__ARTICLE__
══════════════════════════════

EX-3.1 2 tm238907d1_ex3-1.htm EXHIBIT 3.1

Exhibit 3.1

 

CERTIFICATE OF AMENDMENT
TO THE
AMENDED AND RESTATED
CERTIFICATE OF INCORPORATION
OF
DIGITAL TRANSFORMATION OPPORTUNITIES CORP.

 

March 2, 2023

 

Digital Transformation Opportunities Corp., a corporation organized and existing under the laws of the State of Delaware (the “Corporation”), DOES HEREBY CERTIFY AS FOLLOWS:

 

1.   The name of the Corporation is “Digital Transformation Opportunities Corp.” The original certificate of incorporation was filed in the office of the Secretary of State of the State of Delaware on November 17, 2020 (the “Original Certificate”). The Amended and Restated Certificate of Incorporation, which both restated and amended the provisions of the Original Certificate, was filed in the office of the Secretary of State of the State of Delaware on March 9, 2021 (the “Amended and Restated Charter”).

 

2.   This Certificate of Amendment to the Amended and Restated Charter was duly adopted in accordance with Section 242 of the General Corporation Law of the State of Delaware, as amended from time to time, and shall become effective on the date of filing with the Secretary of State of Delaware.

 

3.   Certain capitalized terms used in this Certificate of Amendment to the Amended and Restated Charter are defined where appropriate herein.

══════════════════════════════

__ENTRIES PROVIDED__
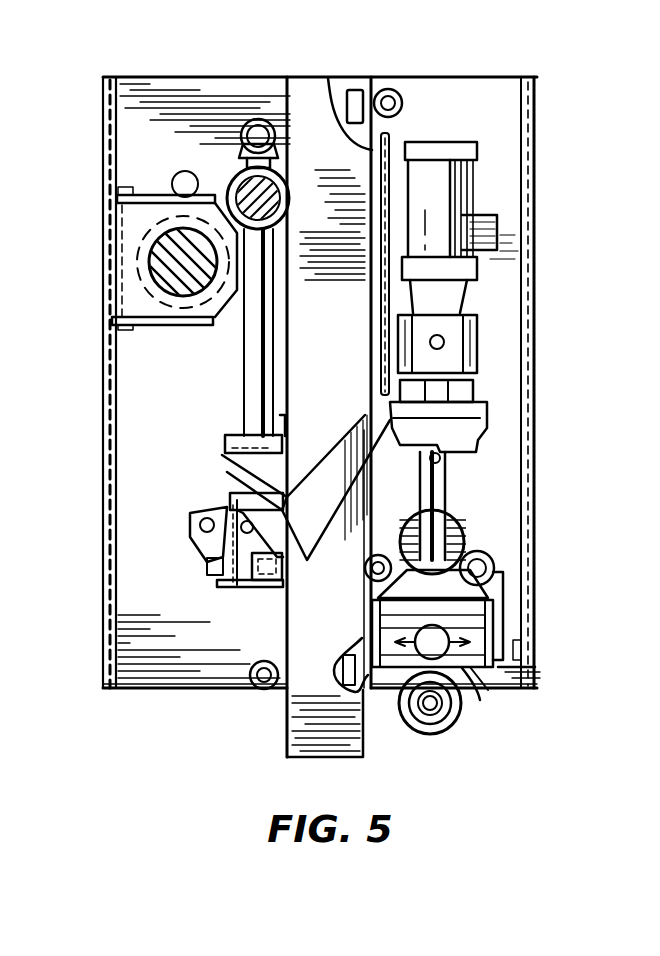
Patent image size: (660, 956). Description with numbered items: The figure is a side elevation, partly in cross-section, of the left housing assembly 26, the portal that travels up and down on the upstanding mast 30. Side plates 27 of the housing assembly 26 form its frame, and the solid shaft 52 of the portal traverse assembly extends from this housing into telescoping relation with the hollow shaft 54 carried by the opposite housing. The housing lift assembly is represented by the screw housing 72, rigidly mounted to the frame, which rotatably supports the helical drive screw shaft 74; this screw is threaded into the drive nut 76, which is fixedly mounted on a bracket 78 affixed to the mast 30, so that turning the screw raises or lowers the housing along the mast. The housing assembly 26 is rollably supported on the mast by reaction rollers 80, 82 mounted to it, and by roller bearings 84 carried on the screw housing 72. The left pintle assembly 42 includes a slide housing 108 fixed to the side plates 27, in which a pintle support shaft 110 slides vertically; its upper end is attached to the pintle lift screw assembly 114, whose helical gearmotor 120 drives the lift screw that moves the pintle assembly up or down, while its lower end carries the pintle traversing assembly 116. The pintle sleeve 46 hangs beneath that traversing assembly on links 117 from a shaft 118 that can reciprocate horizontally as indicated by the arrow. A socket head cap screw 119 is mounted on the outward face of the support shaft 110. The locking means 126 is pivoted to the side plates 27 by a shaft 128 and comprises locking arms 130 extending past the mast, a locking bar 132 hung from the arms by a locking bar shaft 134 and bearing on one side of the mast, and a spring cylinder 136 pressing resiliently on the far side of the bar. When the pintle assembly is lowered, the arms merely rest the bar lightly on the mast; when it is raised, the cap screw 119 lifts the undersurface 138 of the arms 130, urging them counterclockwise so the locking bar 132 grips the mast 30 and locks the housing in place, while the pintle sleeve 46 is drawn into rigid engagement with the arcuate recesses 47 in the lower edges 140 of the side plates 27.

The left housing assembly 26 is at (552, 152).
The side plates 27 is at (120, 578).
The mast 30 is at (278, 742).
The left pintle assembly 42 is at (533, 490).
The pintle sleeve 46 is at (432, 735).
The arcuate recesses 47 is at (475, 702).
The solid shaft 52 is at (150, 265).
The hollow shaft 54 is at (136, 330).
The screw housing 72 is at (284, 186).
The helical drive screw shaft 74 is at (250, 354).
The drive nut 76 is at (226, 458).
The bracket 78 is at (287, 436).
The reaction rollers 80 is at (392, 90).
The reaction rollers 82 is at (355, 93).
The roller bearings 84 is at (288, 236).
The slide housing 108 is at (455, 540).
The pintle support shaft 110 is at (447, 494).
The pintle lift screw assembly 114 is at (512, 299).
The pintle traversing assembly 116 is at (497, 588).
The links 117 is at (385, 700).
The shaft 118 is at (460, 668).
The socket head cap screws 119 is at (440, 450).
The helical gearmotor 120 is at (445, 162).
The locking means 126 is at (318, 585).
The shaft 128 is at (200, 522).
The locking arms 130 is at (330, 517).
The locking bar 132 is at (271, 590).
The locking bar shaft 134 is at (248, 503).
The spring cylinder 136 is at (250, 590).
The undersurface 138 is at (458, 460).
The lower edges 140 is at (518, 690).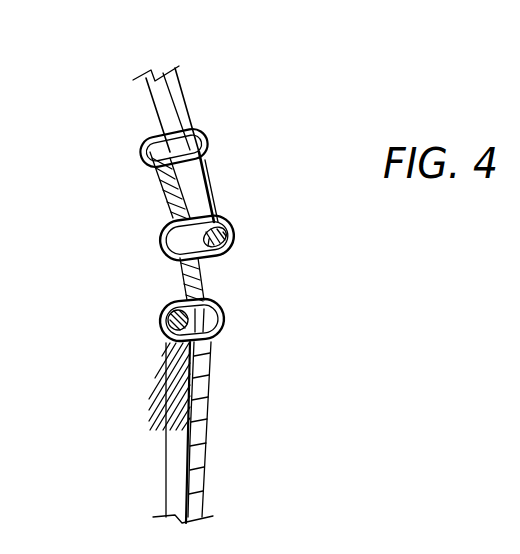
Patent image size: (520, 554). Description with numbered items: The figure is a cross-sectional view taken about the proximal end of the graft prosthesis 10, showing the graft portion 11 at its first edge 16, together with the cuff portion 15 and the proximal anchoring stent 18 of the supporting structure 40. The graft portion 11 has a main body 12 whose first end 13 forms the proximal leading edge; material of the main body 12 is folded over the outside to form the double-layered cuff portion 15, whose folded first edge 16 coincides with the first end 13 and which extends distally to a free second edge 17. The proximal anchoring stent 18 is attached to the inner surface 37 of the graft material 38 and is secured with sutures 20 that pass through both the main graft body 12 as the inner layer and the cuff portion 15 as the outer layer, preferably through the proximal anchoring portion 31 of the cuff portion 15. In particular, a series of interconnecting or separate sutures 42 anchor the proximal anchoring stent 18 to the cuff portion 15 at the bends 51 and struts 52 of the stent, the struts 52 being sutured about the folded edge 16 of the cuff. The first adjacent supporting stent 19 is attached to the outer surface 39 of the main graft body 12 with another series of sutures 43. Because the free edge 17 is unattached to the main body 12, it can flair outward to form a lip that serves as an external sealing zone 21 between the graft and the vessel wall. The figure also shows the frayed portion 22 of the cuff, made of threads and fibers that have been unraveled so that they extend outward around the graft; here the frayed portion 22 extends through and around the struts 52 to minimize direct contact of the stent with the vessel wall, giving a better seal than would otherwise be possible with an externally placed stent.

The graft prosthesis 10 is at (233, 140).
The graft portion 11 is at (213, 378).
The main body 12 is at (205, 429).
The first end 13 is at (133, 146).
The cuff portion 15 is at (155, 198).
The first edge 16 is at (131, 135).
The second edge 17 is at (148, 391).
The proximal anchoring stent 18 is at (150, 96).
The first adjacent supporting stent 19 is at (173, 440).
The sutures 20 is at (235, 232).
The external sealing zone 21 is at (140, 377).
The frayed portion 22 is at (148, 353).
The anchoring portion 31 is at (147, 249).
The inner surface 37 is at (203, 457).
The graft material 38 is at (207, 405).
The outer surface 39 is at (183, 470).
The supporting structure 40 is at (148, 323).
The sutures 42 is at (233, 230).
The sutures 43 is at (222, 307).
The bends 51 is at (241, 238).
The struts 52 is at (174, 98).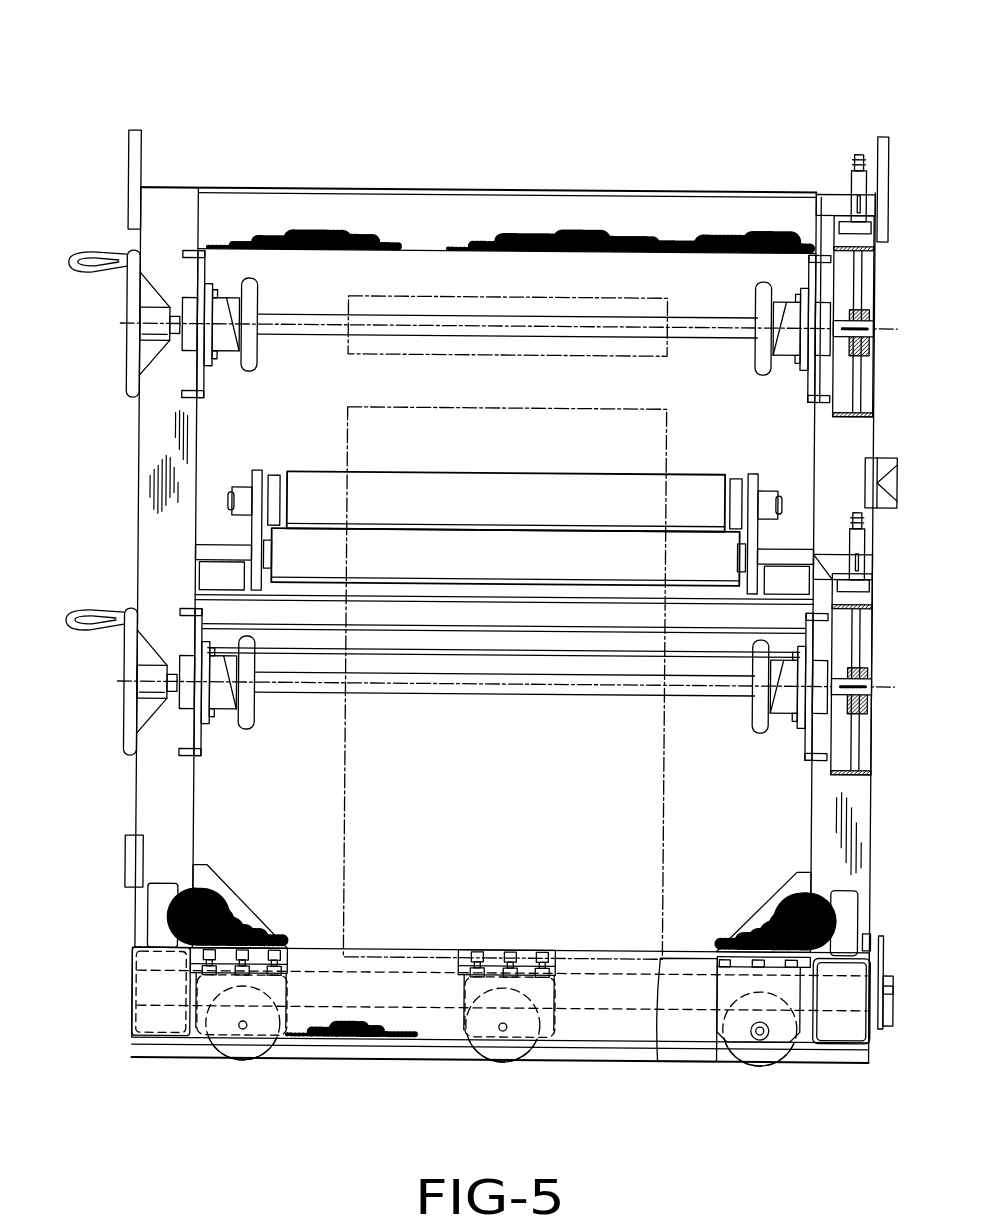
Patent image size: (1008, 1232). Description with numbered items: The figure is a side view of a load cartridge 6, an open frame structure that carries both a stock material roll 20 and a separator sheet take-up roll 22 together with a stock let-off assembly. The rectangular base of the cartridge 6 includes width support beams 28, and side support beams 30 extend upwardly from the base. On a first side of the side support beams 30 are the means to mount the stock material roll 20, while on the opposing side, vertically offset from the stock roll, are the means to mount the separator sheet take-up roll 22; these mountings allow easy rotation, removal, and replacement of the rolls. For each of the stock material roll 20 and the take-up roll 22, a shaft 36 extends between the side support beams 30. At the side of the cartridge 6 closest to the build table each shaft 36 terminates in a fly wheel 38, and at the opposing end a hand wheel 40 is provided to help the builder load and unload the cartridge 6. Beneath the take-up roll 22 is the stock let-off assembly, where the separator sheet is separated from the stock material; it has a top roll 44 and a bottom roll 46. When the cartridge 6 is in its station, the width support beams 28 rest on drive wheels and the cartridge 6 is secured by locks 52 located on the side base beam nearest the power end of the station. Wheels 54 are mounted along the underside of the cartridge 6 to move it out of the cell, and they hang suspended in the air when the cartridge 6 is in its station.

The load cartridge 6 is at (283, 117).
The stock material roll 20 is at (425, 408).
The separator sheet take-up roll 22 is at (425, 297).
The width support beams 28 is at (690, 1015).
The side support beams 30 is at (160, 800).
The shaft 36 is at (726, 332).
The fly wheel 38 is at (843, 418).
The hand wheel 40 is at (80, 262).
The top roll 44 is at (545, 500).
The bottom roll 46 is at (425, 555).
The locks 52 is at (893, 462).
The wheels 54 is at (243, 1063).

══════════════════════════════

__TASKS TO CARRY OUT__
1. From the certificate of amendment, reproduce word for word the stretch from "2.   This Certificate of" through "State of Delaware.".
2. Answer these about the certificate of amendment:
(a) On what date was the original certificate of incorporation filed?
(b) Under which section of Delaware's General Corporation Law was this amendment adopted?
(c) When does the amendment become effective?
3. Pick up the certificate of amendment after its last shown sentence and write what follows.

__EXERCISE ANSWERS__
1.
2.   This Certificate of Amendment to the Amended and Restated Charter was duly adopted in accordance with Section 242 of the General Corporation Law of the State of Delaware, as amended from time to time, and shall become effective on the date of filing with the Secretary of State of Delaware.

2.
(a) November 17, 2020
(b) Section 242
(c) On the date of filing with the Secretary of State of Delaware

3.
4.   The text of Article IX, subsection 9.2(a) of the Corporation’s Amended and Restated Charter is hereby amended and restated in full as follows:

 

“(a)   Prior to the consummation of the initial Business Combination, the Corporation shall provide all holders of Offering Shares with the opportunity to have their Offering Shares redeemed upon the consummation of the initial Business Combination pursuant to, and subject to the limitations of, Sections 9.2(b) and 9.2(c) (such rights of such holders to have their Offering Shares redeemed pursuant to such Sections, the “Redemption Rights”) hereof for cash equal to the applicable redemption price per share determined in accordance with Section 9.2(b) hereof (the “Redemption Price”). Notwithstanding anything to the contrary contained in this Amended and Restated Certificate, there shall be no Redemption Rights or liquidating distributions with respect to any warrant issued pursuant to the Offering.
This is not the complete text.